WORK INSTRUCTIONS:
Pull each line holding the word "Architekten" from the data.
## START INPUT ROWS
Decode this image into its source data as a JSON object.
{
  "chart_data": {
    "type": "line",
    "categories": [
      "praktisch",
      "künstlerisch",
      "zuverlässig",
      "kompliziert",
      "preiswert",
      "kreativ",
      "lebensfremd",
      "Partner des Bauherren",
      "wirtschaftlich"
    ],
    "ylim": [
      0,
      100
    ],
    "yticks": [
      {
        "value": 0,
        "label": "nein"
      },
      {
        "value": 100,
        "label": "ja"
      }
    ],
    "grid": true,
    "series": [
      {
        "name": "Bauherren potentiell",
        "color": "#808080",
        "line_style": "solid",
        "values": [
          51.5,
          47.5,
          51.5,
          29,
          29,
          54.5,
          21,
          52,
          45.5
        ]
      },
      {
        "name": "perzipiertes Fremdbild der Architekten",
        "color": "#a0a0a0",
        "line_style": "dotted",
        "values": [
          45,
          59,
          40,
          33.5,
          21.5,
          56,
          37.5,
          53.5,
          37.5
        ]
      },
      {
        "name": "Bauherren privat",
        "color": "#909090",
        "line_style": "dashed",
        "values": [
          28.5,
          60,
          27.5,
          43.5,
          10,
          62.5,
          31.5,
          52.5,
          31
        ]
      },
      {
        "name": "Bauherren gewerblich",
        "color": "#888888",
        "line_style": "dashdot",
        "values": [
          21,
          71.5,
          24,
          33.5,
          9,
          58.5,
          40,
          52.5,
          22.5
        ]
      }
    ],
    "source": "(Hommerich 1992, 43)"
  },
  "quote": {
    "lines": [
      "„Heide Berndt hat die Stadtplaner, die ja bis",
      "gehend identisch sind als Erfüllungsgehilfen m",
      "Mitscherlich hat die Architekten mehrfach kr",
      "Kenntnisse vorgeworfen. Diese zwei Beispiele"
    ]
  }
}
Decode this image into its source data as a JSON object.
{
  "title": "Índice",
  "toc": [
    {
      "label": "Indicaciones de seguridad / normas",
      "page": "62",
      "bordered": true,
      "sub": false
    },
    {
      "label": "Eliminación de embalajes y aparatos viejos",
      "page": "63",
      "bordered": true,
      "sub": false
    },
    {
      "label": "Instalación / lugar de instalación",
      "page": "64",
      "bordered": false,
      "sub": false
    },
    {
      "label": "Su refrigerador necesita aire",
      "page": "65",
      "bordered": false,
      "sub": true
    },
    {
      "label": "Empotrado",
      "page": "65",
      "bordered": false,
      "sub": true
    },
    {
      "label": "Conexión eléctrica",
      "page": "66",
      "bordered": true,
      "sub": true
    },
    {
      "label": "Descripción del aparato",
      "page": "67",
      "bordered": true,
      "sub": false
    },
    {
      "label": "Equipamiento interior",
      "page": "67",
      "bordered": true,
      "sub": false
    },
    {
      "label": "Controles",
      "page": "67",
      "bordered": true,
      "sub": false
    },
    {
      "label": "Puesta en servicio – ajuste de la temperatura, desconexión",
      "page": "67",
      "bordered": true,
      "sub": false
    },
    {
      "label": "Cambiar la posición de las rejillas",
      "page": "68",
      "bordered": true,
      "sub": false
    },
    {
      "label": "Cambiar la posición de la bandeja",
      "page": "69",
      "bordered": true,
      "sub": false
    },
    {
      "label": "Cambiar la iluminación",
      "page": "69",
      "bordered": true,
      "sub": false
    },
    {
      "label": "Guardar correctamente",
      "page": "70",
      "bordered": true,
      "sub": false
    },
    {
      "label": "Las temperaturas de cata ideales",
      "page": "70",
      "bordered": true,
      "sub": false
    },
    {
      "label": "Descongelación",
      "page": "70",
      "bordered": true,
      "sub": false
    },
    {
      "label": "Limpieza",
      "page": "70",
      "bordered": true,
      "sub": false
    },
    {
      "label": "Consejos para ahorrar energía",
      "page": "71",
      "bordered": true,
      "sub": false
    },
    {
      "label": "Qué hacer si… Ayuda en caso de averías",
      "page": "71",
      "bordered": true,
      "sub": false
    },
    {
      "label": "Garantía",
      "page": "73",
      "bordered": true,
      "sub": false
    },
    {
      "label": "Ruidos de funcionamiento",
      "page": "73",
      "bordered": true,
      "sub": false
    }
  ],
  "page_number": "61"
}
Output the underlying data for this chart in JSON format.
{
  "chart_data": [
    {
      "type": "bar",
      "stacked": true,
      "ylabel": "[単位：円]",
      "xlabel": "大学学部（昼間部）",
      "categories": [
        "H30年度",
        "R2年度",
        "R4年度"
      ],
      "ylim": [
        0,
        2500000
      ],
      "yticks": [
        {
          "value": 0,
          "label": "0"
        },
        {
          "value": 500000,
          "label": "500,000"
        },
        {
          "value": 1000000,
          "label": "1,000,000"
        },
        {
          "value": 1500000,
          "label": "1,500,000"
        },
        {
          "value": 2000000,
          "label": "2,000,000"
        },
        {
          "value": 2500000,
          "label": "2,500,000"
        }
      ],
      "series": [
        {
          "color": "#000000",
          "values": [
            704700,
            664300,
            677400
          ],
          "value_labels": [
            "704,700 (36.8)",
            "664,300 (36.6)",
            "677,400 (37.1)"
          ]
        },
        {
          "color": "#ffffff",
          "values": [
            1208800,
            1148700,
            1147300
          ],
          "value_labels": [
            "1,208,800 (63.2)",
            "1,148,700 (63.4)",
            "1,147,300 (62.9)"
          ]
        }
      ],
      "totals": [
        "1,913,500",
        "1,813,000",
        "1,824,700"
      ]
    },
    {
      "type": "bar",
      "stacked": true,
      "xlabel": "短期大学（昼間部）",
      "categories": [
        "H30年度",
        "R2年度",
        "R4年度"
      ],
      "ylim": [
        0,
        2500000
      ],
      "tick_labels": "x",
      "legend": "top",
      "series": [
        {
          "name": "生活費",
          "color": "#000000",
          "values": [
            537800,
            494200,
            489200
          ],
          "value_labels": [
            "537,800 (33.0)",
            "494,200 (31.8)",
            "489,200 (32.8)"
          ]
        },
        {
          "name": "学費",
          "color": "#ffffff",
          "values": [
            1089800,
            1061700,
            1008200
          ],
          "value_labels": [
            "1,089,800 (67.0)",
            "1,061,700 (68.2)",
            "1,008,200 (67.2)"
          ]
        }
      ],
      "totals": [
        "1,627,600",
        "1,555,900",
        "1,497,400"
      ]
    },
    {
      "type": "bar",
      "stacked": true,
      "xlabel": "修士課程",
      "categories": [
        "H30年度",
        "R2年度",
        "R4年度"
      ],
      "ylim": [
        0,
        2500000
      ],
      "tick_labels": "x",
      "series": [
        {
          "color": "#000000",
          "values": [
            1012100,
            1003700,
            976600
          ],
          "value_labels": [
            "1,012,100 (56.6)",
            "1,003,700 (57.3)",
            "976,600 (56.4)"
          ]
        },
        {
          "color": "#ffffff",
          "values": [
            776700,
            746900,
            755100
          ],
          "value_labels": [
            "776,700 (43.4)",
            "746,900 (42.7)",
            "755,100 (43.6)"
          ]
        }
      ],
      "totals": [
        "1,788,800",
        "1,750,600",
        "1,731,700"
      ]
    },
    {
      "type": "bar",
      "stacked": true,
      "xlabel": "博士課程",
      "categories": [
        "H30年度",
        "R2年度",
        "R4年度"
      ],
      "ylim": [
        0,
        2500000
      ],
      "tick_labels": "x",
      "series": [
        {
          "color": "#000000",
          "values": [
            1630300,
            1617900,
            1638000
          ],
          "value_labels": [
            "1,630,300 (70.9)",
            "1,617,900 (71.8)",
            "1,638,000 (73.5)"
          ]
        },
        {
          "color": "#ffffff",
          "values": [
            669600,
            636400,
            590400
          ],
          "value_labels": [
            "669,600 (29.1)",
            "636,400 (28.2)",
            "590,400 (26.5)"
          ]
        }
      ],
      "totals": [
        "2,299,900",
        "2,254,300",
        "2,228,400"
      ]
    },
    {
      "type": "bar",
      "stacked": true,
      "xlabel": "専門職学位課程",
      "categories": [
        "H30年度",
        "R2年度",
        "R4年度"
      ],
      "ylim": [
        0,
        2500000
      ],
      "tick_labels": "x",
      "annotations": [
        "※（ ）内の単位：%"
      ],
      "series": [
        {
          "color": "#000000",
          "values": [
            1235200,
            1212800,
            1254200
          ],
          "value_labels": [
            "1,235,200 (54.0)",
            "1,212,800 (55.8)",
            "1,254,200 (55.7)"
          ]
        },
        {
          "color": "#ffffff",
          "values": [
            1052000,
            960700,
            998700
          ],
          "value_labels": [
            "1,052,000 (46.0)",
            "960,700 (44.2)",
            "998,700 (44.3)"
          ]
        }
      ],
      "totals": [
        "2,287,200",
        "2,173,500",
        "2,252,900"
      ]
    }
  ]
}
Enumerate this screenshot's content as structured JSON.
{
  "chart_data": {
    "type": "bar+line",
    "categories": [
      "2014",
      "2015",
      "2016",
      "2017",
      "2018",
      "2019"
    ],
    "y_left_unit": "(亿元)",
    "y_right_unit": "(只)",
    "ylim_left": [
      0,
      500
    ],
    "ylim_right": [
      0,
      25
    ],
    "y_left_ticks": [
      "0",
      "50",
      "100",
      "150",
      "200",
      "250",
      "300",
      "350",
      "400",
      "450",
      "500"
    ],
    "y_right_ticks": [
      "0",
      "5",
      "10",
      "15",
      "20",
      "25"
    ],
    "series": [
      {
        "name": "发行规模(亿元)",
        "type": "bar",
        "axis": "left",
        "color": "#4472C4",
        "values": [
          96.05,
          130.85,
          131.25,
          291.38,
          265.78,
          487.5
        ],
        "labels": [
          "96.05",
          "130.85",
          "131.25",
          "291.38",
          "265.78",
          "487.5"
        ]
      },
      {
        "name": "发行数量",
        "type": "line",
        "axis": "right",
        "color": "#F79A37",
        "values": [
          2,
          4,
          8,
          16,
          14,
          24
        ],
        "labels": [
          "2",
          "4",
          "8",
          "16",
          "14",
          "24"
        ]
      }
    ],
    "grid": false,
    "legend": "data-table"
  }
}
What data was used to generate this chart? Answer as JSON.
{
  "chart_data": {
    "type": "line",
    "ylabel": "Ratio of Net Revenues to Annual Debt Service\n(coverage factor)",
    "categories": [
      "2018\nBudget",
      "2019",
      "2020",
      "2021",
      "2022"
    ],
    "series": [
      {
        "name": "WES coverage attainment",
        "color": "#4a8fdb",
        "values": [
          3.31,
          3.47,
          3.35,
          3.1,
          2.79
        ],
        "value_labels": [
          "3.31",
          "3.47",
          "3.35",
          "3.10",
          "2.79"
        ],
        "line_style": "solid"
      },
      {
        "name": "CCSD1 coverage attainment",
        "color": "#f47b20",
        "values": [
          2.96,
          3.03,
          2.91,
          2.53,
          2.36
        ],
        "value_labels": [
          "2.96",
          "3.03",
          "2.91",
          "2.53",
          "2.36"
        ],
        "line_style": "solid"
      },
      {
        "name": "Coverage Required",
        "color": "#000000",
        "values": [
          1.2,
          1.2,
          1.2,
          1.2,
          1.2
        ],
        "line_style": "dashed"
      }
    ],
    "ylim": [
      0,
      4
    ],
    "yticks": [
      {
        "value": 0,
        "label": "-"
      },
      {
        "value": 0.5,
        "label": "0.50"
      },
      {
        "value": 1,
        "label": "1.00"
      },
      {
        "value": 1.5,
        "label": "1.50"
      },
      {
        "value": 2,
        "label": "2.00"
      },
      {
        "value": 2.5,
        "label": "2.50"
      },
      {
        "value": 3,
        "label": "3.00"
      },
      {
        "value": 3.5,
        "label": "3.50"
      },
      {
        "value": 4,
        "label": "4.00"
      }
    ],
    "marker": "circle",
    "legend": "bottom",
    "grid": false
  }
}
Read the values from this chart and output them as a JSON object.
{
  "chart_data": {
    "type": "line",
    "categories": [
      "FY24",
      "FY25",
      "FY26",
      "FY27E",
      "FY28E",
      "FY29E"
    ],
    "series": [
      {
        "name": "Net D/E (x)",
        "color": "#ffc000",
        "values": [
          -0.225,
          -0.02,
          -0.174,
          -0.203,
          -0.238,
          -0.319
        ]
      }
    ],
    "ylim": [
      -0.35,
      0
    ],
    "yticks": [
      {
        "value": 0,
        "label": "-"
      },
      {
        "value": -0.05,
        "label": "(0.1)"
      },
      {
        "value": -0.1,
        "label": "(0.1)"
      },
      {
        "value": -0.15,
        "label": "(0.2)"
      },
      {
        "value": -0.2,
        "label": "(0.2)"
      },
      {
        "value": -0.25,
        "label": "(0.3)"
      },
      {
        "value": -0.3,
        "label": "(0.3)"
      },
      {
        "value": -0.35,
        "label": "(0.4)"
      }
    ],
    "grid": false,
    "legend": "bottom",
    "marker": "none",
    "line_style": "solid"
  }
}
## END INPUT ROWS
ANSWER TO THE PROBLEM:
        "name": "perzipiertes Fremdbild der Architekten",
      "Mitscherlich hat die Architekten mehrfach kr",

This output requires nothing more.